▶ What you have to do: Omit the pictures from the entries below and retype everything else exactly.

[Stored data entries]
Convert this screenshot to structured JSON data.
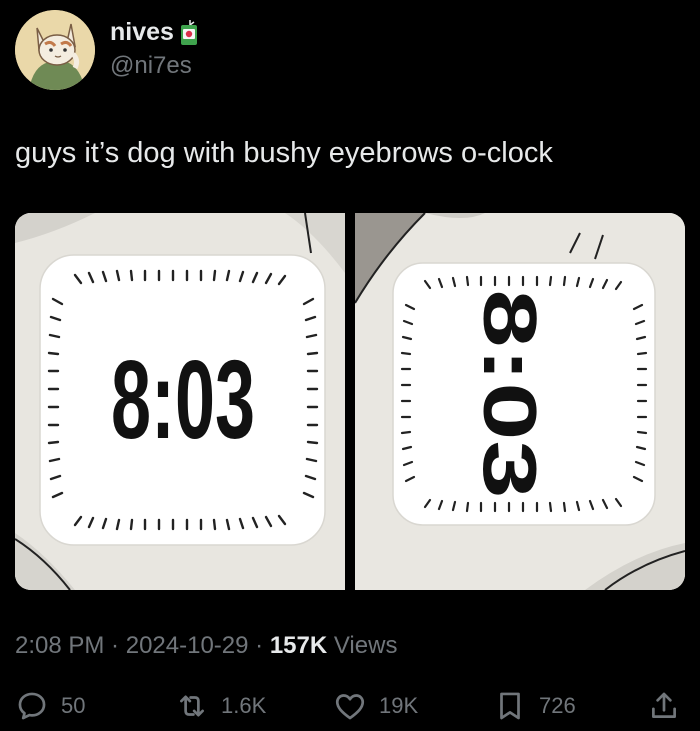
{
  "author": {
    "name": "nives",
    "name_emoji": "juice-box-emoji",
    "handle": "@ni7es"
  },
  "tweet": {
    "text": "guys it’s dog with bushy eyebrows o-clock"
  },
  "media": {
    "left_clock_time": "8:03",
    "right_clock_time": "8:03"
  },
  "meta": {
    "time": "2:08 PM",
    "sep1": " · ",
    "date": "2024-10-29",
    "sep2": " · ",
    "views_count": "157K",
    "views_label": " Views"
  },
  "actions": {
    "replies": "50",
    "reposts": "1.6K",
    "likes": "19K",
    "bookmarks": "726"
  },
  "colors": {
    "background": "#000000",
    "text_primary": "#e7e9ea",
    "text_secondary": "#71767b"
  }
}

▶ Response to this task:
Convert this screenshot to structured JSON data.
{
  "author": {
    "name": "nives",
    "name_emoji": "juice-box-emoji",
    "handle": "@ni7es"
  },
  "tweet": {
    "text": "guys it’s dog with bushy eyebrows o-clock"
  },
  "media": {
    "left_clock_time": "8:03",
    "right_clock_time": "8:03"
  },
  "meta": {
    "time": "2:08 PM",
    "sep1": " · ",
    "date": "2024-10-29",
    "sep2": " · ",
    "views_count": "157K",
    "views_label": " Views"
  },
  "actions": {
    "replies": "50",
    "reposts": "1.6K",
    "likes": "19K",
    "bookmarks": "726"
  },
  "colors": {
    "background": "#000000",
    "text_primary": "#e7e9ea",
    "text_secondary": "#71767b"
  }
}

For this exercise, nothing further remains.